**Reading passage**.
▶

There is nothing to distinguish last week’s pogrom from the pogroms against Jews in Czarist Russia, including the one in which my grandmother’s brother was killed by Cossacks (he was seventeen years old).

Naptime. Photograph: David Shulman

By contrast, today went by peacefully; the four of us—Sarah, Pavla, Gabi, and me– joined six or seven herds, and for once no soldiers came and no settlers interfered, though there was no dearth of anxiety—more precisely, terror—among the shepherds.

I feel it as soon as we make contact with Khalil, whose flock is just outside the settlement of Mvoot Yericho. You need to know that for the last weeks, Palestinian shepherds have been chased off their grazing grounds in that area by wild settlers—almost every time they’ve gone there. There is not too much we can do when that happens. This is not like when the soldiers come with their (illegal) Closed Military Zone orders. You can sometimes argue with the soldiers—last week there were several occasions where our activists persuaded them to go away— but when the settler goons come plowing into the herd, shouting their horrible curses, playing their horrible loudspeakers, dancing and kicking and throwing things, it’s impossible to keep the sheep and goats from scattering over the hills, with the shepherds frantically trying to gather them together again. It means that grazing is over for that day. Our presence provides a certain protective shield and gives them some minimal sense of safety—no more than that.

◀

Dataset excerpt:

▶

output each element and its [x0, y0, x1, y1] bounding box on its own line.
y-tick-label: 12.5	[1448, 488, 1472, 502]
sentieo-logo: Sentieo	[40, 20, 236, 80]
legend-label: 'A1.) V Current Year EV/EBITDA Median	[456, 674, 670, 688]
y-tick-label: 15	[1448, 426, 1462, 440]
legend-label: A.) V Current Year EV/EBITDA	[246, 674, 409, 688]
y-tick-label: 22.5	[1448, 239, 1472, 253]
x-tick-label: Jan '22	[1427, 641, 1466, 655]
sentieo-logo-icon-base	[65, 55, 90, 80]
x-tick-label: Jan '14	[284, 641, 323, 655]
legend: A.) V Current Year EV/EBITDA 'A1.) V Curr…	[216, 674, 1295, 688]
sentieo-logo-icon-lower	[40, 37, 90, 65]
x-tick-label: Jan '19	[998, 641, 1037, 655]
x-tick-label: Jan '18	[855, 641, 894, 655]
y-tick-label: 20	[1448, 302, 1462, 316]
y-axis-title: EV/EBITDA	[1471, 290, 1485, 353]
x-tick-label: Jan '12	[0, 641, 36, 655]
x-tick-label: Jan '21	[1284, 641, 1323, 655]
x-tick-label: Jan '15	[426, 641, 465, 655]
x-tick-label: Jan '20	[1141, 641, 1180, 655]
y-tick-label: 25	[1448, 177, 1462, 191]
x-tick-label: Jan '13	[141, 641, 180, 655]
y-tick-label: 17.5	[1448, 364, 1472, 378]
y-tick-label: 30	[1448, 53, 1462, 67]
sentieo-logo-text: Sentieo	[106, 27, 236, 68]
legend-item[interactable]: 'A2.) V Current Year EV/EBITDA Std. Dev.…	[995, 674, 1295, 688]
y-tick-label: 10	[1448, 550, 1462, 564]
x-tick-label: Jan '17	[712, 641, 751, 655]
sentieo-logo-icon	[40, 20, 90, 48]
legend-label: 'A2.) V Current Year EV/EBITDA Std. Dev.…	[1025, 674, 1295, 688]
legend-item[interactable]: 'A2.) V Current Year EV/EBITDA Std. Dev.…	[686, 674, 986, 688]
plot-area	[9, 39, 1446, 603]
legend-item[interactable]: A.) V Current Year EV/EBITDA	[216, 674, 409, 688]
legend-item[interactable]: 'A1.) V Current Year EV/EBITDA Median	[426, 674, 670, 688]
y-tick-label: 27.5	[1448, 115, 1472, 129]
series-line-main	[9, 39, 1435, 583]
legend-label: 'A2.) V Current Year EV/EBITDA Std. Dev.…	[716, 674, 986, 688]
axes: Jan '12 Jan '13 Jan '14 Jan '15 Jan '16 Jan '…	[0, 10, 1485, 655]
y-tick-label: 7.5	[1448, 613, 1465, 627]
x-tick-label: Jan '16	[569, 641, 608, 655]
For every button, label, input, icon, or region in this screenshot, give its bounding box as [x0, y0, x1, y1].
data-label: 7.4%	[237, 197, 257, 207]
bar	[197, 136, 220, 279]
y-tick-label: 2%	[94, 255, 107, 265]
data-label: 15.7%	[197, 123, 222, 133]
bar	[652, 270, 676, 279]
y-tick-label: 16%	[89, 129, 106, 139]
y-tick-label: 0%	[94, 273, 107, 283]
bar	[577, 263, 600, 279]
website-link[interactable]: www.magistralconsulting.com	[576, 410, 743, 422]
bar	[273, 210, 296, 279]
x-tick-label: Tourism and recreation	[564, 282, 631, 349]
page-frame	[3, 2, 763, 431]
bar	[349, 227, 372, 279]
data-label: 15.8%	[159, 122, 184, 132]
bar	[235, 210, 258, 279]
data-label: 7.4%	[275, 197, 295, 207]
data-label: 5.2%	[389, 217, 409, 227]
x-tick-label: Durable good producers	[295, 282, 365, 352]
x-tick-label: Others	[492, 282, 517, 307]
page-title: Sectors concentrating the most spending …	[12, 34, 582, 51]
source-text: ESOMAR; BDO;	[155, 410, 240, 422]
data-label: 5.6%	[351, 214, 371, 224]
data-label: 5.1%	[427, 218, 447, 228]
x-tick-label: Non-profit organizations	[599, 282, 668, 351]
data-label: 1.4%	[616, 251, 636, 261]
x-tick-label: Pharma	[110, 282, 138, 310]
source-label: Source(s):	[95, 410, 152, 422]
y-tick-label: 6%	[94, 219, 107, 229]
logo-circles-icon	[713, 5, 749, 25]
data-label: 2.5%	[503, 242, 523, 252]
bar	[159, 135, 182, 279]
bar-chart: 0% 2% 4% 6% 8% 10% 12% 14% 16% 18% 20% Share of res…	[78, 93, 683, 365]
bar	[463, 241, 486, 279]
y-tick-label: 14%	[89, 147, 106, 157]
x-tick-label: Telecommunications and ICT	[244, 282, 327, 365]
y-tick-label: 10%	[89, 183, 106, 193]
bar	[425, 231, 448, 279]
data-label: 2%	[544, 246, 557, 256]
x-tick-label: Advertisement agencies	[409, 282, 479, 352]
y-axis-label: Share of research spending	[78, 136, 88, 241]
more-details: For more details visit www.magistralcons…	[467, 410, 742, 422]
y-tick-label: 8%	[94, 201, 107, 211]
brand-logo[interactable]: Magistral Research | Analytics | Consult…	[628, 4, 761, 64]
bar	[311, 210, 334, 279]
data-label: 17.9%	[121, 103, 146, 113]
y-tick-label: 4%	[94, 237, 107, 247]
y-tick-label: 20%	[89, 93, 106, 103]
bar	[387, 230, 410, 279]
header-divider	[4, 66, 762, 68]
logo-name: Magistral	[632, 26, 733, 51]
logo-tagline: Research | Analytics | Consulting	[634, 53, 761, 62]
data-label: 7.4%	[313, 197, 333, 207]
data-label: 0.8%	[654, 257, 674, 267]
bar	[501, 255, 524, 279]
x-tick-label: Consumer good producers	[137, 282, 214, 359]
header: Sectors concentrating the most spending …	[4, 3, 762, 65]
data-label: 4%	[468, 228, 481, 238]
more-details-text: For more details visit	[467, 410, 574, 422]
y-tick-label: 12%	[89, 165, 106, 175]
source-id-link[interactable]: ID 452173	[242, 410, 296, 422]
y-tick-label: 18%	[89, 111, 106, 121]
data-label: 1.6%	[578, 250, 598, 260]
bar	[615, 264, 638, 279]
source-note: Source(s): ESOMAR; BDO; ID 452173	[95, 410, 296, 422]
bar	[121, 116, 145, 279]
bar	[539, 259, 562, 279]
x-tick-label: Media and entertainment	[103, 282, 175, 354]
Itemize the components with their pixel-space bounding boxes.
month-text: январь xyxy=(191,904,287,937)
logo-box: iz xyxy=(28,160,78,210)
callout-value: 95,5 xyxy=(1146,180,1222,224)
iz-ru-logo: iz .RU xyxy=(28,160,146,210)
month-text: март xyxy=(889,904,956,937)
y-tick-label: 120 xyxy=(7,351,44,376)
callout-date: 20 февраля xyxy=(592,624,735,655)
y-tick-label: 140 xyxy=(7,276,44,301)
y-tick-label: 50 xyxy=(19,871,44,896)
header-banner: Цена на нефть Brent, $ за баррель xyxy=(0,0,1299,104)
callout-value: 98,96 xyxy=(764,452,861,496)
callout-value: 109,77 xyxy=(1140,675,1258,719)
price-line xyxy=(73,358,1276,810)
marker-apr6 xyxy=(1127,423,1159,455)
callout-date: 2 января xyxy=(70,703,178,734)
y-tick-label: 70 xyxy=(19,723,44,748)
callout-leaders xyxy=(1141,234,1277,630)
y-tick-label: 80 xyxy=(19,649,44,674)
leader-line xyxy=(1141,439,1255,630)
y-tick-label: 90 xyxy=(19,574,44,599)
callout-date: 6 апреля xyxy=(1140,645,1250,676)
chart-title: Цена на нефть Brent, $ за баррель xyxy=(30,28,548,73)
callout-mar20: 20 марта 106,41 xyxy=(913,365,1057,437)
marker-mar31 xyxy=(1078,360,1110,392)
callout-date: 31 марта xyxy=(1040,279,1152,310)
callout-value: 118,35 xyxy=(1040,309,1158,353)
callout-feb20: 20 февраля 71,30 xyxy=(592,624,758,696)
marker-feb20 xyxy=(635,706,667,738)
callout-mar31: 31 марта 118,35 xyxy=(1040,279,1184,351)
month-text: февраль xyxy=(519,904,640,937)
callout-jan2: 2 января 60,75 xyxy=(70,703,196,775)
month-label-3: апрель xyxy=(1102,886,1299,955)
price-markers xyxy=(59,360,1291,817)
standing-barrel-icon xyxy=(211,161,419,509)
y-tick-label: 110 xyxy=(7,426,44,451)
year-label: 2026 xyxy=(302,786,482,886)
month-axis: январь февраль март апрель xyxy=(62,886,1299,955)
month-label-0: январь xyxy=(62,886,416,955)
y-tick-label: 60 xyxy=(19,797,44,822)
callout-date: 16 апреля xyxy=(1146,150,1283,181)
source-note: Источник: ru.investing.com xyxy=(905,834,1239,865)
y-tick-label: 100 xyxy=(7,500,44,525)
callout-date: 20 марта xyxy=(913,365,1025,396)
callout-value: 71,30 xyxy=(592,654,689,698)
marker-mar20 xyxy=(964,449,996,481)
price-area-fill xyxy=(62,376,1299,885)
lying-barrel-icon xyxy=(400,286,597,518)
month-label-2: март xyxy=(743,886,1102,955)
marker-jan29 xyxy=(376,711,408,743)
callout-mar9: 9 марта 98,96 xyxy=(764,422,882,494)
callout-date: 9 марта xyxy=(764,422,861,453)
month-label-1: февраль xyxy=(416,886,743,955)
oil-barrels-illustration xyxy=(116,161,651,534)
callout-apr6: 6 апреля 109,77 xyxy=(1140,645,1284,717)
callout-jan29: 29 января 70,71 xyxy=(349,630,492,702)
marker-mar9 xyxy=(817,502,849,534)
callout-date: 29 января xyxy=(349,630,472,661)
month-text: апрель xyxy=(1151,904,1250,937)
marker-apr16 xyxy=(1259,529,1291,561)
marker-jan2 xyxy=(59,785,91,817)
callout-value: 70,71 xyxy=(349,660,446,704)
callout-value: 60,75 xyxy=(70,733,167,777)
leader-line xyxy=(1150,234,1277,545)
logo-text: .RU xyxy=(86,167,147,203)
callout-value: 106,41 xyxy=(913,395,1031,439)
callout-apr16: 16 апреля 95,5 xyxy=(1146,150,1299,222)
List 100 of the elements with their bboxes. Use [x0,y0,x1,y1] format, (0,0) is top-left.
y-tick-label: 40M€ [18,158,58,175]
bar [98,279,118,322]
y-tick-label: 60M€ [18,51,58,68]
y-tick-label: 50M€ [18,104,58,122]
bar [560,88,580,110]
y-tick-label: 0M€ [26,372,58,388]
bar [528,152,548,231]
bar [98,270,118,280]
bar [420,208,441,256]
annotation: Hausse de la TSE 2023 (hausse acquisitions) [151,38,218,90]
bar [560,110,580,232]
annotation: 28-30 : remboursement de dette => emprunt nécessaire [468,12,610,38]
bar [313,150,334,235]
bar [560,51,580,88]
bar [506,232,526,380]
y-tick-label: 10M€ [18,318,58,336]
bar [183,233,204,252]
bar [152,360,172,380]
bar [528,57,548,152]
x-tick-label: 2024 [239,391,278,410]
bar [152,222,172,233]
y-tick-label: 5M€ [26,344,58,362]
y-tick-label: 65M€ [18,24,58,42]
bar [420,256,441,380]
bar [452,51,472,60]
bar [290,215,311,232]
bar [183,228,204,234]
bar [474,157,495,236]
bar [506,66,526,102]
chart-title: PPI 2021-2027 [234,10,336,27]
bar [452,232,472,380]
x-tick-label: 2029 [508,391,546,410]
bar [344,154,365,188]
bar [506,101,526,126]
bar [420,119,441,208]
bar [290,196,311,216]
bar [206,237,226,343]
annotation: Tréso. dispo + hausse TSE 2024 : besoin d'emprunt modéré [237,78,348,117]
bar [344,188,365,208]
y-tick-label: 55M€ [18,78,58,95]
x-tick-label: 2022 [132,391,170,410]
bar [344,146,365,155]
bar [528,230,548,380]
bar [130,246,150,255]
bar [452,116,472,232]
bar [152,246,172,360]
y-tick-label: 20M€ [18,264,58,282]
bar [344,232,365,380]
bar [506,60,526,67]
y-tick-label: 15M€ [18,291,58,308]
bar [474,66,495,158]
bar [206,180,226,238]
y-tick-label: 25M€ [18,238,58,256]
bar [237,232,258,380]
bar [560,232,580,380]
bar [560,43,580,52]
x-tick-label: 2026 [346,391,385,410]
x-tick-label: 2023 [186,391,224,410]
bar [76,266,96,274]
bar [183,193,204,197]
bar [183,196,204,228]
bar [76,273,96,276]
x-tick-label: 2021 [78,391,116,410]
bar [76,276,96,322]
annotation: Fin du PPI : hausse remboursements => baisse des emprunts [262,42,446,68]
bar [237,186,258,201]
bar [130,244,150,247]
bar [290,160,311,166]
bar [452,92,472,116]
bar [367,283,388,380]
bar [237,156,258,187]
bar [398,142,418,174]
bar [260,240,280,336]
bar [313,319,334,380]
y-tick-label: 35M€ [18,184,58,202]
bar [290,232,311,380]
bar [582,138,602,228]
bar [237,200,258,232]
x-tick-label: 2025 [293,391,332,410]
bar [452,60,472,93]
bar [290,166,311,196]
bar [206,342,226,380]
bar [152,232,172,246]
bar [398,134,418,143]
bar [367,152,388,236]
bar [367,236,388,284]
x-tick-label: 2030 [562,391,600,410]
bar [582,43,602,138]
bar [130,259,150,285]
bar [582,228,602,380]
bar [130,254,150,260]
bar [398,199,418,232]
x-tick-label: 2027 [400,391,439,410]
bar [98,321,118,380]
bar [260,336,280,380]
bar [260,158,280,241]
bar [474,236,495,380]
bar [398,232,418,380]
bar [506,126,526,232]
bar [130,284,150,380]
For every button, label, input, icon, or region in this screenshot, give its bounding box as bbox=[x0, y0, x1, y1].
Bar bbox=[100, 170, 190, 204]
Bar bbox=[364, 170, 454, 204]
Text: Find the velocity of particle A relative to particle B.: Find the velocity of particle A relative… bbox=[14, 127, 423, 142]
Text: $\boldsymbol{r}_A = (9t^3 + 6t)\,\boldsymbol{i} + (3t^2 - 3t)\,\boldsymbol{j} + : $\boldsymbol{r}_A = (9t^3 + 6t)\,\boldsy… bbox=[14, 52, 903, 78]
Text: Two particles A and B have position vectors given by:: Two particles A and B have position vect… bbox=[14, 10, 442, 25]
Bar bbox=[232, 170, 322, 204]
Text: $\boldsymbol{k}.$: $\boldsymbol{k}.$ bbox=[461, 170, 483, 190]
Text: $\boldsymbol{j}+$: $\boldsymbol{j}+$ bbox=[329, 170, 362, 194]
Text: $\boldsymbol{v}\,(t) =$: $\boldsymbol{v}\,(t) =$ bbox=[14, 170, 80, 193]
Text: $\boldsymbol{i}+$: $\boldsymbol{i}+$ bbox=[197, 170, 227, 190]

◀

**Exercise requirements**.
**a)** Render this sentence from the passage about the Palestinian shepherds in Spanish: "There is not too much we can do when that happens."
**b)** Carry the passage about the Palestinian shepherds forward from its final sentence.
This material is separate from the passage about the Palestinian shepherds.

**Expected results**.
**a)** No hay mucho que podamos hacer cuando eso sucede.

**b)**
Gavriel dispersing herds, Mvoot Yericho 6 March, 2020. Video: Isaac Brosilow

Sometimes it’s easier to disperse the herd using the settlement’s security vehicle, as you may see here in this video from Guy Hircefeld.

Khalil seems terrified. Stay here, he says, no, go there, go quickly, Salameh’s herd is in danger, they may come at any moment. Give me your phone number, I’ll call you as soon as something happens. Hurry. So we join Nadia and another shepherdess who are tending Salameh’s sheep, also Isma‘il’s, maybe a hundred meters away. The two women are calm.

Shepherdess near Mvoot Yericho, 2018

It’s a warm spring morning turning hot in the Valley. Brilliant sunlight, fragrances of spring, an infinity of green grass just waiting for the sheep and goats.

photograph: David Shulman

Two young brothers, Muhammad and Jibril, six and seven years old, at once shy and curious, are happy to speak with us; and there are other kids as well.

photograph: David Shulman

Everything is, in a word, idyllic, except for that fierce undercurrent of fear that doesn’t go away.

            I’m supposed to be writing an essay about Jean Améry. Who could add even a single syllable to what Améry has said about torture, about life in the concentration camps? “Nowhere else in the world did reality have as much effective power as in the camp, nowhere else was reality so real” (Améry, “At the Mind’s Limits”). I don’t think Khalil or Isma‘il or Musa or Salameh would put things like that. And nobody is comparing Nu‘ema or ‘Auja to the camps. Definitely not I. But it may be true that I come to Nu‘ema and ‘Auja because there life feels more real to me in hundred ways, and part of the reason for that feeling is the presence of routine, quotidian evil.

Gavriel. Near Mvoot Yericho, 2018.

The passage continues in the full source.